Aim.
Without the pictures, write out all the lines below exactly as they appear.

Data supplied.
>> begin

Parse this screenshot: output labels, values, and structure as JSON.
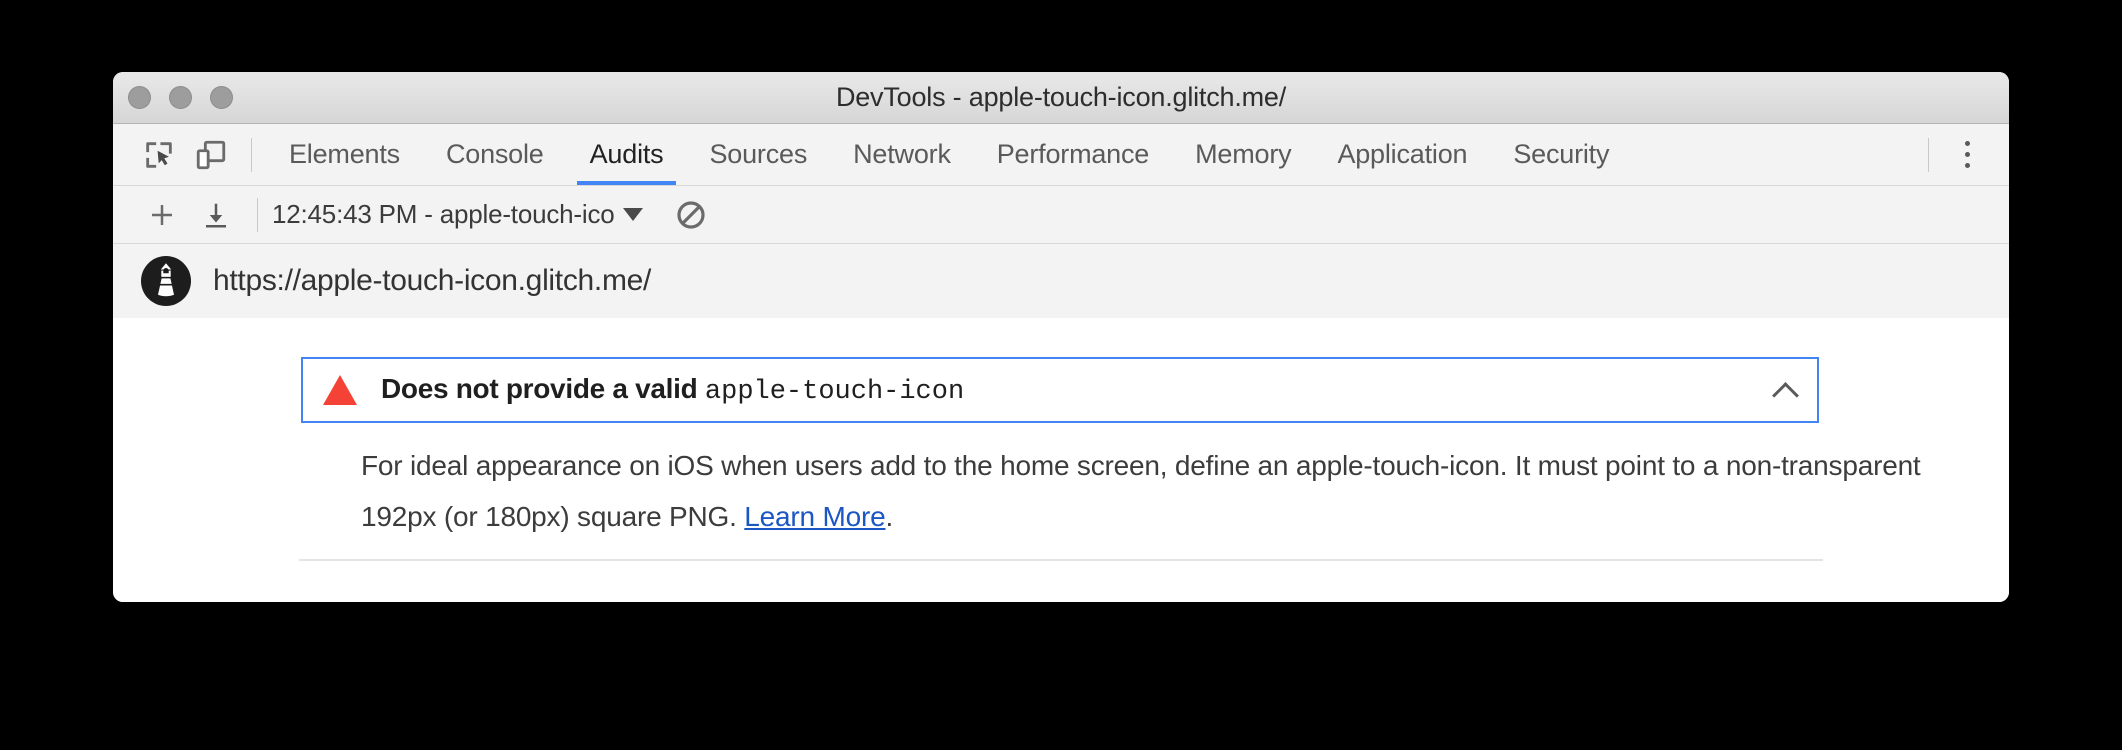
{
  "window": {
    "title": "DevTools - apple-touch-icon.glitch.me/",
    "traffic_lights": [
      "close",
      "minimize",
      "zoom"
    ]
  },
  "toolbar": {
    "inspect_icon": "inspect-element-icon",
    "device_icon": "device-toolbar-icon",
    "overflow_icon": "kebab-menu-icon"
  },
  "tabs": [
    {
      "label": "Elements",
      "active": false
    },
    {
      "label": "Console",
      "active": false
    },
    {
      "label": "Audits",
      "active": true
    },
    {
      "label": "Sources",
      "active": false
    },
    {
      "label": "Network",
      "active": false
    },
    {
      "label": "Performance",
      "active": false
    },
    {
      "label": "Memory",
      "active": false
    },
    {
      "label": "Application",
      "active": false
    },
    {
      "label": "Security",
      "active": false
    }
  ],
  "audits_toolbar": {
    "new_audit_label": "+",
    "new_audit_icon": "plus-icon",
    "download_icon": "download-icon",
    "report_selector_value": "12:45:43 PM - apple-touch-ico",
    "report_selector_caret": "chevron-down-icon",
    "clear_icon": "clear-all-icon"
  },
  "url_bar": {
    "favicon": "lighthouse-logo-icon",
    "url": "https://apple-touch-icon.glitch.me/"
  },
  "report": {
    "clipped_text": "",
    "audit": {
      "status_icon": "warning-triangle-icon",
      "title_text": "Does not provide a valid ",
      "title_code": "apple-touch-icon",
      "expanded": true,
      "toggle_icon": "chevron-up-icon",
      "description_before": "For ideal appearance on iOS when users add to the home screen, define an apple-touch-icon. It must point to a non-transparent 192px (or 180px) square PNG. ",
      "link_label": "Learn More",
      "description_after": "."
    }
  },
  "colors": {
    "accent_blue": "#4285f4",
    "link_blue": "#1a56c4",
    "warning_red": "#f44336",
    "toolbar_bg": "#f3f3f3",
    "titlebar_bg": "#d6d6d6"
  }
}
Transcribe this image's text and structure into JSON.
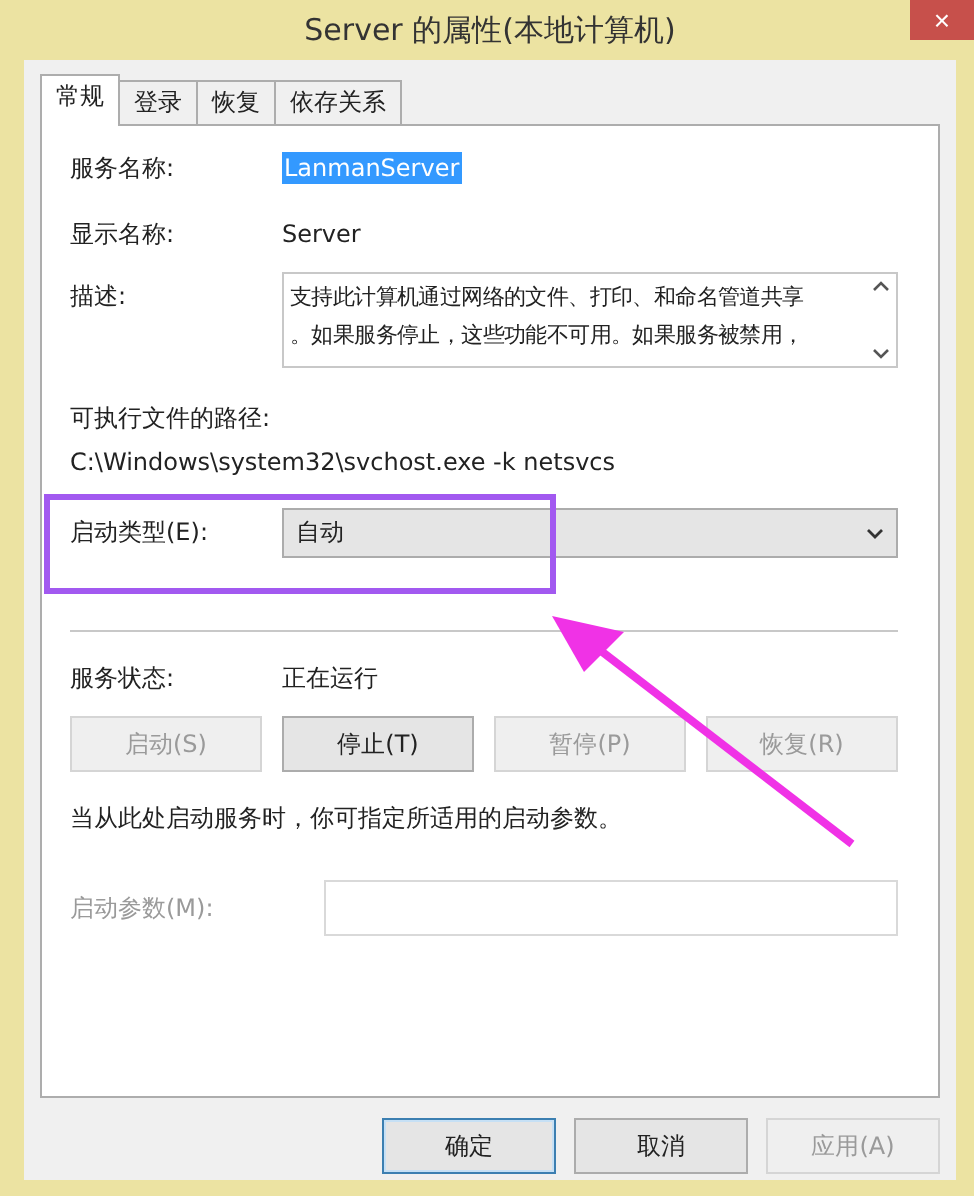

>> end

Full solution.
Parse this screenshot: output labels, values, and structure as JSON.
{
  "window": {
    "title": "DevTools - apple-touch-icon.glitch.me/",
    "traffic_lights": [
      "close",
      "minimize",
      "zoom"
    ]
  },
  "toolbar": {
    "inspect_icon": "inspect-element-icon",
    "device_icon": "device-toolbar-icon",
    "overflow_icon": "kebab-menu-icon"
  },
  "tabs": [
    {
      "label": "Elements",
      "active": false
    },
    {
      "label": "Console",
      "active": false
    },
    {
      "label": "Audits",
      "active": true
    },
    {
      "label": "Sources",
      "active": false
    },
    {
      "label": "Network",
      "active": false
    },
    {
      "label": "Performance",
      "active": false
    },
    {
      "label": "Memory",
      "active": false
    },
    {
      "label": "Application",
      "active": false
    },
    {
      "label": "Security",
      "active": false
    }
  ],
  "audits_toolbar": {
    "new_audit_label": "+",
    "new_audit_icon": "plus-icon",
    "download_icon": "download-icon",
    "report_selector_value": "12:45:43 PM - apple-touch-ico",
    "report_selector_caret": "chevron-down-icon",
    "clear_icon": "clear-all-icon"
  },
  "url_bar": {
    "favicon": "lighthouse-logo-icon",
    "url": "https://apple-touch-icon.glitch.me/"
  },
  "report": {
    "clipped_text": "",
    "audit": {
      "status_icon": "warning-triangle-icon",
      "title_text": "Does not provide a valid ",
      "title_code": "apple-touch-icon",
      "expanded": true,
      "toggle_icon": "chevron-up-icon",
      "description_before": "For ideal appearance on iOS when users add to the home screen, define an apple-touch-icon. It must point to a non-transparent 192px (or 180px) square PNG. ",
      "link_label": "Learn More",
      "description_after": "."
    }
  },
  "colors": {
    "accent_blue": "#4285f4",
    "link_blue": "#1a56c4",
    "warning_red": "#f44336",
    "toolbar_bg": "#f3f3f3",
    "titlebar_bg": "#d6d6d6"
  }
}
Transcribe this image's text and structure into JSON.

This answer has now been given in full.